(Exercise materials)
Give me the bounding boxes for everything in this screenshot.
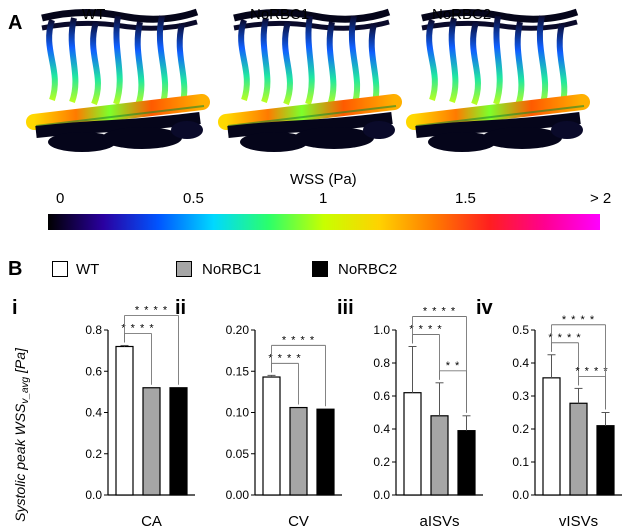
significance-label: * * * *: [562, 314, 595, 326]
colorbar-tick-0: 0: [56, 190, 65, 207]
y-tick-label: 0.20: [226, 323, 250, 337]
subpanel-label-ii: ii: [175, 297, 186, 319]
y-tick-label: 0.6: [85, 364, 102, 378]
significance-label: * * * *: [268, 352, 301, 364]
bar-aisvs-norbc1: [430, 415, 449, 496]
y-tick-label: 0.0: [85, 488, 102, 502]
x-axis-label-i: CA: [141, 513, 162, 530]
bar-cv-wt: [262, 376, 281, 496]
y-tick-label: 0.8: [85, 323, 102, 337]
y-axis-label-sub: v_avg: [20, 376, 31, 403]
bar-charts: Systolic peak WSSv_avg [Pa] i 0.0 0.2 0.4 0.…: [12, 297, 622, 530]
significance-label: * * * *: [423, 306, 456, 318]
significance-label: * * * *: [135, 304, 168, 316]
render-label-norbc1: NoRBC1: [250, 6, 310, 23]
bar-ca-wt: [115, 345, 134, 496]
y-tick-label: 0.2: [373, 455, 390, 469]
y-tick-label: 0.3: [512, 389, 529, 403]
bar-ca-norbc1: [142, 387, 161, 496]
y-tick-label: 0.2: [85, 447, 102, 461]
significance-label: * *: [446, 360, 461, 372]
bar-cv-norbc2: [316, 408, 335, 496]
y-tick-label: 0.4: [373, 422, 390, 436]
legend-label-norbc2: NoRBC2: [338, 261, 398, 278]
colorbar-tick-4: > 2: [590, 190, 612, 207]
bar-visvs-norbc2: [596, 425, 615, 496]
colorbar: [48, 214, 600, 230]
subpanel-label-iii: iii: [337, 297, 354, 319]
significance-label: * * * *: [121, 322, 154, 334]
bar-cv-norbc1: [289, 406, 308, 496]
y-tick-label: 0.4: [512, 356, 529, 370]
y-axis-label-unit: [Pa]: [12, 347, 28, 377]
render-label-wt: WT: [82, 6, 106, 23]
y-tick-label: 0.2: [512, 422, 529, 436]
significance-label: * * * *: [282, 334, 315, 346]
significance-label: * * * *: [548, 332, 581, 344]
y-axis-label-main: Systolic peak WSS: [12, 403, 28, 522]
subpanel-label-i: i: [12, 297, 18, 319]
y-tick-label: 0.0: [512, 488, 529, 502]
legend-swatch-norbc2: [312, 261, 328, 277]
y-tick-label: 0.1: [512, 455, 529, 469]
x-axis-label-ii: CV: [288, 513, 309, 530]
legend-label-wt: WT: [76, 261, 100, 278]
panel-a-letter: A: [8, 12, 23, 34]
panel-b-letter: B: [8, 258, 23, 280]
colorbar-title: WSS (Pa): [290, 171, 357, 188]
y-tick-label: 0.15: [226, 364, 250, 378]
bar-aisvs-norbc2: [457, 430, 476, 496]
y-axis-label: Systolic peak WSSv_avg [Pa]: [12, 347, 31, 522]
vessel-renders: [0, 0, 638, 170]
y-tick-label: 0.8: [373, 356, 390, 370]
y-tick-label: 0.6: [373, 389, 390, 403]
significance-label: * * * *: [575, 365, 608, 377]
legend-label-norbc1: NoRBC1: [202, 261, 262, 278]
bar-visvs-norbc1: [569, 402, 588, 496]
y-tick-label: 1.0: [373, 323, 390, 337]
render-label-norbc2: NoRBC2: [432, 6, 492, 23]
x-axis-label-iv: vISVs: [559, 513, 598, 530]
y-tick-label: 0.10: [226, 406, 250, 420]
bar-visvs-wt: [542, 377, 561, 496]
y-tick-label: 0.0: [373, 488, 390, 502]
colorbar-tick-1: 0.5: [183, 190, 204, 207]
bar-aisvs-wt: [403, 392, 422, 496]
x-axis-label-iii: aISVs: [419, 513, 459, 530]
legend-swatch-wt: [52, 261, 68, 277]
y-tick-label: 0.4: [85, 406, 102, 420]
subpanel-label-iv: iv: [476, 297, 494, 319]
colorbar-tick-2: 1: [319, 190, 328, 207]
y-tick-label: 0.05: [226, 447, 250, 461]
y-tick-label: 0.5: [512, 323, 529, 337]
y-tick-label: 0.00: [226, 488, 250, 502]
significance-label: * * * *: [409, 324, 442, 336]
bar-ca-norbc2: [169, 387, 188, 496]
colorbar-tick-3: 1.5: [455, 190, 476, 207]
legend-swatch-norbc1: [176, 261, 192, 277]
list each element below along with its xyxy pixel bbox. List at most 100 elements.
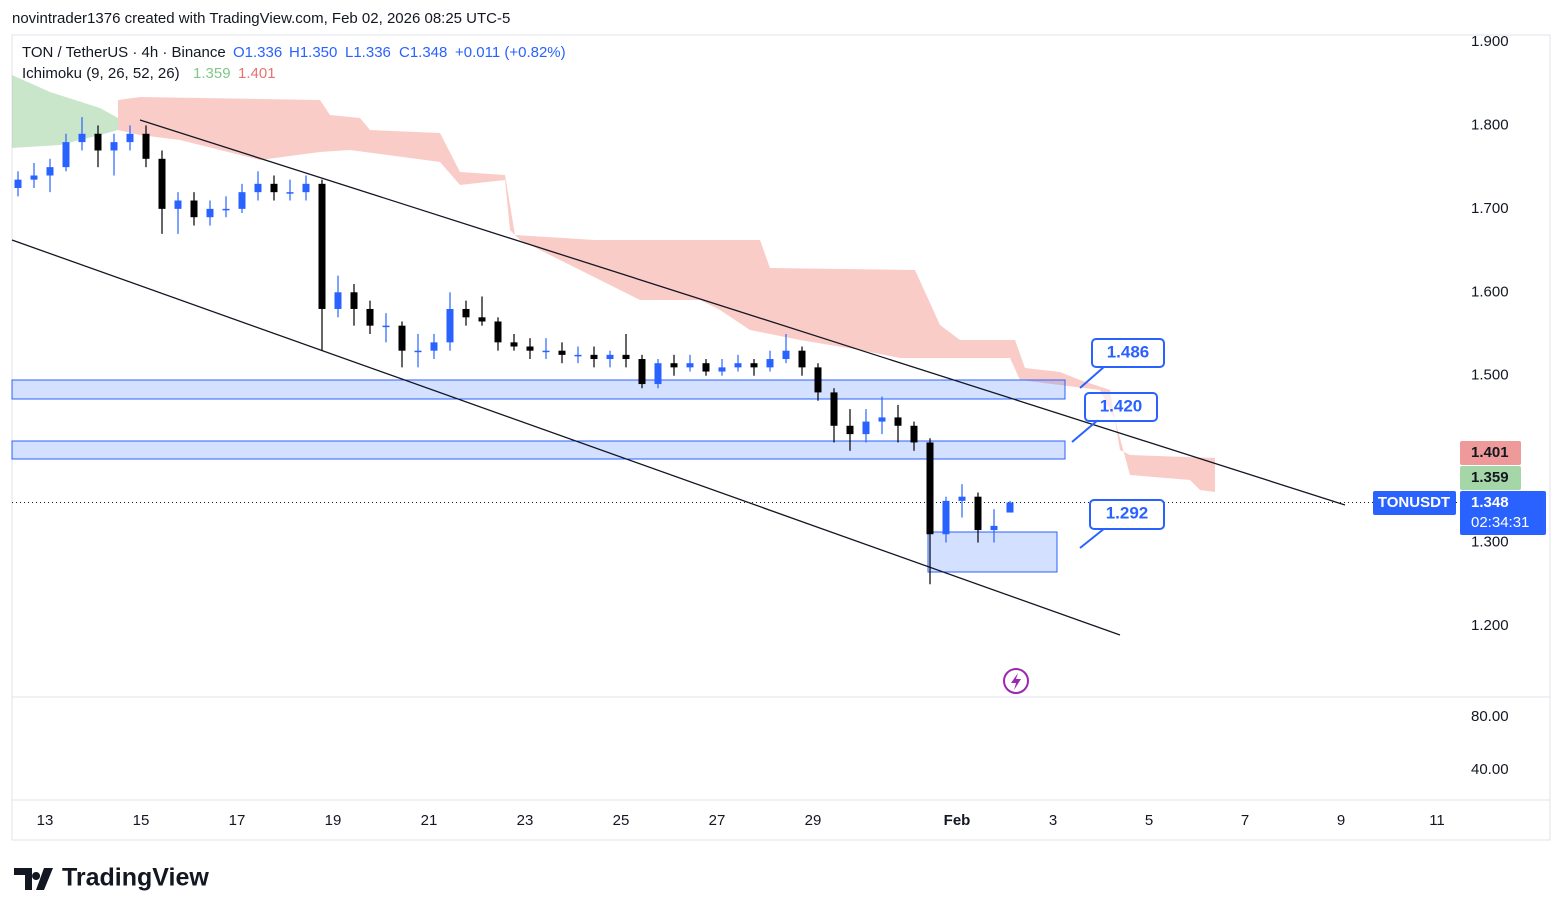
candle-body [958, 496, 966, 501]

(Work instructions)
Put the lines above into a JSON list of strings, one string per line and with blank lines left out, starting with the line that contains "significance-label: * * * *: [562, 314, 595, 326]" and going on through the line that contains "vessel-renders: [0, 0, 638, 170]".

(Result below)
[
  "significance-label: * * * *: [562, 314, 595, 326]",
  "colorbar-tick-0: 0: [56, 190, 65, 207]",
  "y-tick-label: 0.20: [226, 323, 250, 337]",
  "subpanel-label-ii: ii: [175, 297, 186, 319]",
  "y-tick-label: 0.6: [85, 364, 102, 378]",
  "significance-label: * * * *: [268, 352, 301, 364]",
  "bar-aisvs-norbc1: [430, 415, 449, 496]",
  "y-tick-label: 0.0: [85, 488, 102, 502]",
  "x-axis-label-i: CA: [141, 513, 162, 530]",
  "bar-cv-wt: [262, 376, 281, 496]",
  "y-tick-label: 0.8: [85, 323, 102, 337]",
  "y-axis-label-sub: v_avg: [20, 376, 31, 403]",
  "bar-charts: Systolic peak WSSv_avg [Pa] i 0.0 0.2 0.4 0.…: [12, 297, 622, 530]",
  "significance-label: * * * *: [423, 306, 456, 318]",
  "significance-label: * * * *: [135, 304, 168, 316]",
  "render-label-norbc1: NoRBC1: [250, 6, 310, 23]",
  "bar-ca-wt: [115, 345, 134, 496]",
  "y-tick-label: 0.2: [373, 455, 390, 469]",
  "y-tick-label: 0.3: [512, 389, 529, 403]",
  "bar-ca-norbc1: [142, 387, 161, 496]",
  "y-tick-label: 0.2: [85, 447, 102, 461]",
  "significance-label: * *: [446, 360, 461, 372]",
  "bar-cv-norbc2: [316, 408, 335, 496]",
  "y-tick-label: 0.4: [373, 422, 390, 436]",
  "legend-label-norbc2: NoRBC2: [338, 261, 398, 278]",
  "colorbar-tick-4: > 2: [590, 190, 612, 207]",
  "bar-visvs-norbc2: [596, 425, 615, 496]",
  "colorbar: [48, 214, 600, 230]",
  "subpanel-label-iii: iii: [337, 297, 354, 319]",
  "significance-label: * * * *: [121, 322, 154, 334]",
  "bar-cv-norbc1: [289, 406, 308, 496]",
  "y-tick-label: 0.4: [512, 356, 529, 370]",
  "y-axis-label-unit: [Pa]: [12, 347, 28, 377]",
  "render-label-wt: WT: [82, 6, 106, 23]",
  "y-tick-label: 0.2: [512, 422, 529, 436]",
  "significance-label: * * * *: [282, 334, 315, 346]",
  "significance-label: * * * *: [548, 332, 581, 344]",
  "y-axis-label-main: Systolic peak WSS: [12, 403, 28, 522]",
  "subpanel-label-i: i: [12, 297, 18, 319]",
  "y-tick-label: 0.0: [512, 488, 529, 502]",
  "legend-swatch-norbc2: [312, 261, 328, 277]",
  "y-tick-label: 0.1: [512, 455, 529, 469]",
  "x-axis-label-ii: CV: [288, 513, 309, 530]",
  "legend-label-wt: WT: [76, 261, 100, 278]",
  "panel-a-letter: A: [8, 12, 23, 34]",
  "panel-b-letter: B: [8, 258, 23, 280]",
  "colorbar-title: WSS (Pa): [290, 171, 357, 188]",
  "y-tick-label: 0.15: [226, 364, 250, 378]",
  "bar-aisvs-norbc2: [457, 430, 476, 496]",
  "y-axis-label: Systolic peak WSSv_avg [Pa]: [12, 347, 31, 522]",
  "vessel-renders: [0, 0, 638, 170]"
]